__EXERCISE MATERIAL__:
* START *
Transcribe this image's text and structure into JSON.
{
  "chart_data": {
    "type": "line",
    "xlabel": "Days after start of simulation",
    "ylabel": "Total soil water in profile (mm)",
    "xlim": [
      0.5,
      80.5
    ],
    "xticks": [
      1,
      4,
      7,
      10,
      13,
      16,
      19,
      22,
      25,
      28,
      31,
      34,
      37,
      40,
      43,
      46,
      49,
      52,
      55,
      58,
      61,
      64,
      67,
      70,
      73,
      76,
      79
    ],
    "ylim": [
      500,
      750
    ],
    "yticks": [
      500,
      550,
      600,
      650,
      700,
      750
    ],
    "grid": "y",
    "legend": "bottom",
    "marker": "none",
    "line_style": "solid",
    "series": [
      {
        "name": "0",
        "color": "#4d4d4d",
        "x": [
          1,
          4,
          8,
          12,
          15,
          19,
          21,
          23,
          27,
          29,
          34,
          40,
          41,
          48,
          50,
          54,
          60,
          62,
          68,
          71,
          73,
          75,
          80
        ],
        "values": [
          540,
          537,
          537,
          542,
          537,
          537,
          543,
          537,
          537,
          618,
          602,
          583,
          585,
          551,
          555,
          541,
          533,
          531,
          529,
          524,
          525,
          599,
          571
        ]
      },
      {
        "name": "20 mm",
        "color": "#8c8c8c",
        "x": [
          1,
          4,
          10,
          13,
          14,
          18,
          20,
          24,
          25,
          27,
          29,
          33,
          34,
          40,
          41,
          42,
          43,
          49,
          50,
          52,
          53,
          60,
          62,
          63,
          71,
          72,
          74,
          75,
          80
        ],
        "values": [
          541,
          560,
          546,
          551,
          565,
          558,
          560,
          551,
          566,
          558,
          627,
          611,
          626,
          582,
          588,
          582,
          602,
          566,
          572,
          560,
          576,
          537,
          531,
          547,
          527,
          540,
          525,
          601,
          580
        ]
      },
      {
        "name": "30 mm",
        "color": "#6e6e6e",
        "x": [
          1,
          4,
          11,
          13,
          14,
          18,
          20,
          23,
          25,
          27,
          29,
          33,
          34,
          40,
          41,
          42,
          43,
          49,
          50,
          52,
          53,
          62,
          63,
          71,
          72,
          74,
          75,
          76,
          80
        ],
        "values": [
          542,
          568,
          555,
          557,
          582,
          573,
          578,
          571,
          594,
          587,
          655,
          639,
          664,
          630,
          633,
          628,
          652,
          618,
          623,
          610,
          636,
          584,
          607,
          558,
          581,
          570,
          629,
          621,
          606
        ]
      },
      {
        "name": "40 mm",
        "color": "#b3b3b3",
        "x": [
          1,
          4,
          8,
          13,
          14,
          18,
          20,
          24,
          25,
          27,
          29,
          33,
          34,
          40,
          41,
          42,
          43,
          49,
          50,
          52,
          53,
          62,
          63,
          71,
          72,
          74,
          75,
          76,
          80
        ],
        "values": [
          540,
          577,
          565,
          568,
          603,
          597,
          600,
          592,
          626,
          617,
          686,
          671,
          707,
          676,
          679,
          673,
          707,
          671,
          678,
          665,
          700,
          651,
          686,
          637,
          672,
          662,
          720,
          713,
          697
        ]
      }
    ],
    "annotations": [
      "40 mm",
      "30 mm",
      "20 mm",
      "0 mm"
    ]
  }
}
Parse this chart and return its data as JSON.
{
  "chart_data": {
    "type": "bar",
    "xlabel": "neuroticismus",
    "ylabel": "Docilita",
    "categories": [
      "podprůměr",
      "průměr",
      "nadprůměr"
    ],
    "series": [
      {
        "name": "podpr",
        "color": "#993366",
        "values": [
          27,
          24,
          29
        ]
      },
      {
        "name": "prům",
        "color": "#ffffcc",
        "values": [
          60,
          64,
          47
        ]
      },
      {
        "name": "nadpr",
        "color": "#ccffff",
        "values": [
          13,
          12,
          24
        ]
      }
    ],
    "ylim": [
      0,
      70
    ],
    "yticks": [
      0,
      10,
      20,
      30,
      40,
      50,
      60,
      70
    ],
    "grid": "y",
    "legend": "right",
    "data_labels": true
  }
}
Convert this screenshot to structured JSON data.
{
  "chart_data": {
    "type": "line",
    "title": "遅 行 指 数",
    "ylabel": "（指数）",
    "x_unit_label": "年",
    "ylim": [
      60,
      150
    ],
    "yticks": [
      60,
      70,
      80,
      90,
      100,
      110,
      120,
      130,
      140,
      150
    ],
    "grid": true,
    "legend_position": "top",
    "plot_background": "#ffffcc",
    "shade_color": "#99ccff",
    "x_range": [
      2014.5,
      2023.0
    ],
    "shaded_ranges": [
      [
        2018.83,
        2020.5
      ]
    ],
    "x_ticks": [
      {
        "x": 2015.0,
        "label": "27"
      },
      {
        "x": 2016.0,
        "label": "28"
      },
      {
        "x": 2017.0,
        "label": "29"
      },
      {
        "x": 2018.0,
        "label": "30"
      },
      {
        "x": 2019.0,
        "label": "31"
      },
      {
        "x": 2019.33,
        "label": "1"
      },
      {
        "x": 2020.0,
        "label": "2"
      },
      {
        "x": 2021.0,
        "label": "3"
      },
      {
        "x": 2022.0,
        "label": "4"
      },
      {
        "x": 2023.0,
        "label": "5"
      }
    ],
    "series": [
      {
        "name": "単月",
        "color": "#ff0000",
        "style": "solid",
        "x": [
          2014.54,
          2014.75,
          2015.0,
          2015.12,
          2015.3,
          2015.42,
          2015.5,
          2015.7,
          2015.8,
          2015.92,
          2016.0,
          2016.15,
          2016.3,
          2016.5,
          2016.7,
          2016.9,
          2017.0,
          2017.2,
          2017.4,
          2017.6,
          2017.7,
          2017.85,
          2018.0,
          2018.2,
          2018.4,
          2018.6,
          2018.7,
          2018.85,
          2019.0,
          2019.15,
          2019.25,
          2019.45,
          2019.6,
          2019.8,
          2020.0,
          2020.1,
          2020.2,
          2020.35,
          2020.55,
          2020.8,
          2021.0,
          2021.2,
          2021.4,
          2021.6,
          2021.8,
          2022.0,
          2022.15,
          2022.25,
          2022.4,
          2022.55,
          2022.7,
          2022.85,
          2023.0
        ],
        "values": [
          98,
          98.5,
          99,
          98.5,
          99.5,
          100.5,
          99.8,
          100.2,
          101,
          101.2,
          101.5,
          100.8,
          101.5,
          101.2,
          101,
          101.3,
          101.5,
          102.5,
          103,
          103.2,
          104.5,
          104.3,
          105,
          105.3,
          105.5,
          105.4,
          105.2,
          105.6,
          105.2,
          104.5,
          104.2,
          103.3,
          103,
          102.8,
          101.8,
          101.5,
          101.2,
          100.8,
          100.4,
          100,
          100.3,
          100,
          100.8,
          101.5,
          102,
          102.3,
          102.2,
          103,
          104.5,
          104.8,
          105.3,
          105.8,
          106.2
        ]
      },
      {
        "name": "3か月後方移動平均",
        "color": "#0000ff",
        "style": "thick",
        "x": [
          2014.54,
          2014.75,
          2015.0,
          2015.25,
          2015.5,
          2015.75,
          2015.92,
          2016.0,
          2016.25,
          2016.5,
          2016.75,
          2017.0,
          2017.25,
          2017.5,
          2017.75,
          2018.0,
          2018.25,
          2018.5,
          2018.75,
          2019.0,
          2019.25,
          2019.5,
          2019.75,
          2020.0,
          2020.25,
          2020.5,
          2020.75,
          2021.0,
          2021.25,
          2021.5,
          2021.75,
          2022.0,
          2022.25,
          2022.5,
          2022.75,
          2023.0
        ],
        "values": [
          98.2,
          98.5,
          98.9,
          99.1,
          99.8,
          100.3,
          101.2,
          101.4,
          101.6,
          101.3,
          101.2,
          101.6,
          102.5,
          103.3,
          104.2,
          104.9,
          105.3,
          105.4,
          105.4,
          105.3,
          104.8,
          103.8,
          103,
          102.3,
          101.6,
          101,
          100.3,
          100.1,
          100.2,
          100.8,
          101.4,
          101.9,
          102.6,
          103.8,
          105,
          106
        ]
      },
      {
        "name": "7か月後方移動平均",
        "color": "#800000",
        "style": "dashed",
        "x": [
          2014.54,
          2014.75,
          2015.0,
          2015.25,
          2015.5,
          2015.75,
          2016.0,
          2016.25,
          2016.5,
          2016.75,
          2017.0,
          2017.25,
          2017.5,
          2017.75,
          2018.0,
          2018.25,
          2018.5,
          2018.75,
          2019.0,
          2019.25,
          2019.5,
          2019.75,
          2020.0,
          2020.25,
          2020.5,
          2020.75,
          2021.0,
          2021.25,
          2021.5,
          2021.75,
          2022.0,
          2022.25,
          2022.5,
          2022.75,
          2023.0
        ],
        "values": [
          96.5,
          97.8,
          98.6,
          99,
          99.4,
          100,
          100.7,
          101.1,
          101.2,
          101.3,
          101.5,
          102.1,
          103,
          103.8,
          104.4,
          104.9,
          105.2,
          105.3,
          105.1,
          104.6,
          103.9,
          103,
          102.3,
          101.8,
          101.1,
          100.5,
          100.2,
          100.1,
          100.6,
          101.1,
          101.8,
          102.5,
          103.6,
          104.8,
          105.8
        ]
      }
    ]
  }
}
* END *
__EXERCISE GOAL__: Report every line in the data above in which the word "this" appears.

__FINISHED TASK__:
Transcribe this image's text and structure into JSON.
Parse this chart and return its data as JSON.
Convert this screenshot to structured JSON data.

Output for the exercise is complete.